» **WHAT YOU WILL DO**
Each line of the material below that holds the word "Thursday" needs to be copied.

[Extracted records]
>>>>>

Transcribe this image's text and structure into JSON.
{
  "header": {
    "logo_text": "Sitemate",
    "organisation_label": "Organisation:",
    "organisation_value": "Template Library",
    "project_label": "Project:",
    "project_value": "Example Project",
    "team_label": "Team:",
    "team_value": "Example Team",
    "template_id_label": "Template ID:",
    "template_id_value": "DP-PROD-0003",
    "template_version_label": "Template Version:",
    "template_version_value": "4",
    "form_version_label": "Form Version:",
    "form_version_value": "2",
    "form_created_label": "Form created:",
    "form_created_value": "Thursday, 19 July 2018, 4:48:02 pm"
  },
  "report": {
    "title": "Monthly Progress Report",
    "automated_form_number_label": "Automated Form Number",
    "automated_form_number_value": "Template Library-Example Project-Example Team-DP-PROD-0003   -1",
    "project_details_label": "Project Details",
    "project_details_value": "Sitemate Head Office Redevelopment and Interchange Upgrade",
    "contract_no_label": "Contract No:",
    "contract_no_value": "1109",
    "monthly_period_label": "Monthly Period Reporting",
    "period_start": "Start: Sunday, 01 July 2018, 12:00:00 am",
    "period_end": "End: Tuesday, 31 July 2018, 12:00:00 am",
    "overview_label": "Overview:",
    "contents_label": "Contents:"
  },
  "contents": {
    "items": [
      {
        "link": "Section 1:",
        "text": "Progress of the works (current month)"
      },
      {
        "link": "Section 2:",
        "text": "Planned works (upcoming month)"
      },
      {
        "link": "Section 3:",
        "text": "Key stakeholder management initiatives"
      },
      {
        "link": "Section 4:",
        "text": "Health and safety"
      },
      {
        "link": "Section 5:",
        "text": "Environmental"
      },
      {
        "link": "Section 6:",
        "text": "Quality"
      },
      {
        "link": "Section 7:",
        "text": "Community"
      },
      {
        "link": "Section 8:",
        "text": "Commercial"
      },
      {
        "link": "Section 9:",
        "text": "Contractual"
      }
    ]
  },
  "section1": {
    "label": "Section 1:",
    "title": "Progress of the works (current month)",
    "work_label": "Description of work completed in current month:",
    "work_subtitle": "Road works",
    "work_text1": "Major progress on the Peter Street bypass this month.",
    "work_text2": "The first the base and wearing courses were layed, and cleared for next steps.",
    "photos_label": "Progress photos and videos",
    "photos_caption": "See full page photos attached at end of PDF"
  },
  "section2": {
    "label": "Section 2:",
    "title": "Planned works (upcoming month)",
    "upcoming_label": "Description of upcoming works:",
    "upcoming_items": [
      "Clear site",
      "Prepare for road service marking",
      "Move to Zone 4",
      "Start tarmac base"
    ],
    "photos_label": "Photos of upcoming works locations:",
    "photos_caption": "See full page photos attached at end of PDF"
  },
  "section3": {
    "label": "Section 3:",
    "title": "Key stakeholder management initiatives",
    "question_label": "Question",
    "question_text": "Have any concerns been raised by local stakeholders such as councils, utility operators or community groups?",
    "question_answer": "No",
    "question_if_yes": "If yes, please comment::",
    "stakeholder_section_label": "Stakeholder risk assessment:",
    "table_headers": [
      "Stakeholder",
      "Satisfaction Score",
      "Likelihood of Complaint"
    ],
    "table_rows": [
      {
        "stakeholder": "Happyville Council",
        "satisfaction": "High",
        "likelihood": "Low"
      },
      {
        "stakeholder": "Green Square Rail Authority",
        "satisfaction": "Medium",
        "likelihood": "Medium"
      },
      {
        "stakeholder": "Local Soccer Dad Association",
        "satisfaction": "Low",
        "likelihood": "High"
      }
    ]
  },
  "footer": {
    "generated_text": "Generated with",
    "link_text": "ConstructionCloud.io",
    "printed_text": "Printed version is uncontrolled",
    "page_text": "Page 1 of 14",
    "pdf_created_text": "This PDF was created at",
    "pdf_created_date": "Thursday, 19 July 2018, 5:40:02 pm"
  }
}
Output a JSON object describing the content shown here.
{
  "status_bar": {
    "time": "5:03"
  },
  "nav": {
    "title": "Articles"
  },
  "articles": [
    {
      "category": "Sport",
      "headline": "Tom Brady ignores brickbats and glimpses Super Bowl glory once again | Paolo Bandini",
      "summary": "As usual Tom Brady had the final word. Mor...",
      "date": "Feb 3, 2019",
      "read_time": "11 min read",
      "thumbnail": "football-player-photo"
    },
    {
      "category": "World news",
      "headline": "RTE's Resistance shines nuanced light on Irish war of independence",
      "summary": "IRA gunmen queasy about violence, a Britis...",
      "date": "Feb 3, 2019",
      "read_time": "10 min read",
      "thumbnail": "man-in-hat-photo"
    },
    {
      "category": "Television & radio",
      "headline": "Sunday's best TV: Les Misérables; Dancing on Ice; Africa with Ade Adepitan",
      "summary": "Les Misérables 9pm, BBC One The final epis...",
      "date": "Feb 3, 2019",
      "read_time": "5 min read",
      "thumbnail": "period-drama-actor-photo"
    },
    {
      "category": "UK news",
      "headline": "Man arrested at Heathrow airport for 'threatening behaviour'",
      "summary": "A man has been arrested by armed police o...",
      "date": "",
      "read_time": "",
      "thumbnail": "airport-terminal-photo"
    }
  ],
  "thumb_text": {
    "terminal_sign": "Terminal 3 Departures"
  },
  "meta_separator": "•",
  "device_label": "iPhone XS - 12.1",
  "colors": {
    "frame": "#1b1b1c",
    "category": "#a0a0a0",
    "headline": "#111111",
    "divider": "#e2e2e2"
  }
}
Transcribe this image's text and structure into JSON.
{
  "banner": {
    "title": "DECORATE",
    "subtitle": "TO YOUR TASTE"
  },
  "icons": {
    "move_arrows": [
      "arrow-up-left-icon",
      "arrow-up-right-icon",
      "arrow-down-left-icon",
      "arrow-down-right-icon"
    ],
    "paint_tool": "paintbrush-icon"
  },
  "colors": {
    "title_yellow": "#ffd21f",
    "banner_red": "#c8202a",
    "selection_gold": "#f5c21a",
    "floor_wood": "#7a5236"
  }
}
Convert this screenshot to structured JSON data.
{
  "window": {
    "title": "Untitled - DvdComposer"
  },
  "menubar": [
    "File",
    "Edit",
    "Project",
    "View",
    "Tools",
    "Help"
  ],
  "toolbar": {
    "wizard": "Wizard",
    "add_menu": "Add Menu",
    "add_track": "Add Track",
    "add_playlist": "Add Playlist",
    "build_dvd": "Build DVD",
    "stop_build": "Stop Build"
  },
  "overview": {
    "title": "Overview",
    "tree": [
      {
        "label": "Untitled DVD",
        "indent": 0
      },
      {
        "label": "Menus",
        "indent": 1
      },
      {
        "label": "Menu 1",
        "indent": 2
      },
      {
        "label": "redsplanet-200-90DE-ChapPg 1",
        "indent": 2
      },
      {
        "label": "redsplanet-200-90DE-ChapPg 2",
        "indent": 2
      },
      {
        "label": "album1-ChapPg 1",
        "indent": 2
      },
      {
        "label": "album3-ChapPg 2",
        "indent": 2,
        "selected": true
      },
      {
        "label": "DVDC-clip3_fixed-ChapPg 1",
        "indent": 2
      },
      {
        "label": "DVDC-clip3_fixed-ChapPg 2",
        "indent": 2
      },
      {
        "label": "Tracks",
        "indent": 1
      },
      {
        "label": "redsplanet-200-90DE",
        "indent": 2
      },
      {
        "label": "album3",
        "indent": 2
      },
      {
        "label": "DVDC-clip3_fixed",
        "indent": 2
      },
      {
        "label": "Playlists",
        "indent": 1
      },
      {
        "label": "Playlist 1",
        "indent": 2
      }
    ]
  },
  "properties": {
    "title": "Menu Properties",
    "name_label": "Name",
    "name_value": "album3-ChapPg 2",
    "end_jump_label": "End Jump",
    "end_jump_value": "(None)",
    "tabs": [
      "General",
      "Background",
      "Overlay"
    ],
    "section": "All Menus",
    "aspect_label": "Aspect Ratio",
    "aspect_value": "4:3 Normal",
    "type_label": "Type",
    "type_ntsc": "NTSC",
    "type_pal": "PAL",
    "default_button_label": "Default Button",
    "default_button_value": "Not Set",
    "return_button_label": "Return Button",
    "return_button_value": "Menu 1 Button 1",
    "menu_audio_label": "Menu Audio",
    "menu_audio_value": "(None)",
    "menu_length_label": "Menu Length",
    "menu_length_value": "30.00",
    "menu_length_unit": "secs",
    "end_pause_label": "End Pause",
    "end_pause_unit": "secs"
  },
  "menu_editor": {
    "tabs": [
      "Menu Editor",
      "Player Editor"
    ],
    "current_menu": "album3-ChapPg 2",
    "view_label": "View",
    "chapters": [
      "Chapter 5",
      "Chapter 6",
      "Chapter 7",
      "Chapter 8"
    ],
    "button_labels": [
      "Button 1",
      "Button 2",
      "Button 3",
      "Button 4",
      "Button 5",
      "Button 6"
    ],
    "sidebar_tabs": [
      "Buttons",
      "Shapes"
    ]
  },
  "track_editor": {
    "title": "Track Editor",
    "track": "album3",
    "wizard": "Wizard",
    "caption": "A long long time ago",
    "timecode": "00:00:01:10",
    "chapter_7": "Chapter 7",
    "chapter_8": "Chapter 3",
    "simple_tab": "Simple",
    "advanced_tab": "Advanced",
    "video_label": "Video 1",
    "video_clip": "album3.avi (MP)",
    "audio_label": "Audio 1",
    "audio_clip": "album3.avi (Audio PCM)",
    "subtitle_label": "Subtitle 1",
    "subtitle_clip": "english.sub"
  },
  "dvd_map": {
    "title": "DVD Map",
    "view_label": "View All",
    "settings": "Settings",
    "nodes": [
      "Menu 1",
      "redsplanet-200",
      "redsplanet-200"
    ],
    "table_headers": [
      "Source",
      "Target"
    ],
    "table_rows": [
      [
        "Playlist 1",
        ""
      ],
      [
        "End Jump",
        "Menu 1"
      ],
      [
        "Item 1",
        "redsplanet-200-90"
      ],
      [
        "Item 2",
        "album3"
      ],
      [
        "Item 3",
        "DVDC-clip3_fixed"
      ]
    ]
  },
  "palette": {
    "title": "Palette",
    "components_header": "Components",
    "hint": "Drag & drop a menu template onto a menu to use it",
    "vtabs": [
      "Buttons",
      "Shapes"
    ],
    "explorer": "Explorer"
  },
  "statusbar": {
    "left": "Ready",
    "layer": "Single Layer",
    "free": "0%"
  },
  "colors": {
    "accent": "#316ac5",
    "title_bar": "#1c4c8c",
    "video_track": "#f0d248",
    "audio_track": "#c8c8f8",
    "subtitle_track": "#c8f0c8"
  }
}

<<<<<

» **CORRECT OUTPUT**
    "form_created_value": "Thursday, 19 July 2018, 4:48:02 pm"
    "pdf_created_date": "Thursday, 19 July 2018, 5:40:02 pm"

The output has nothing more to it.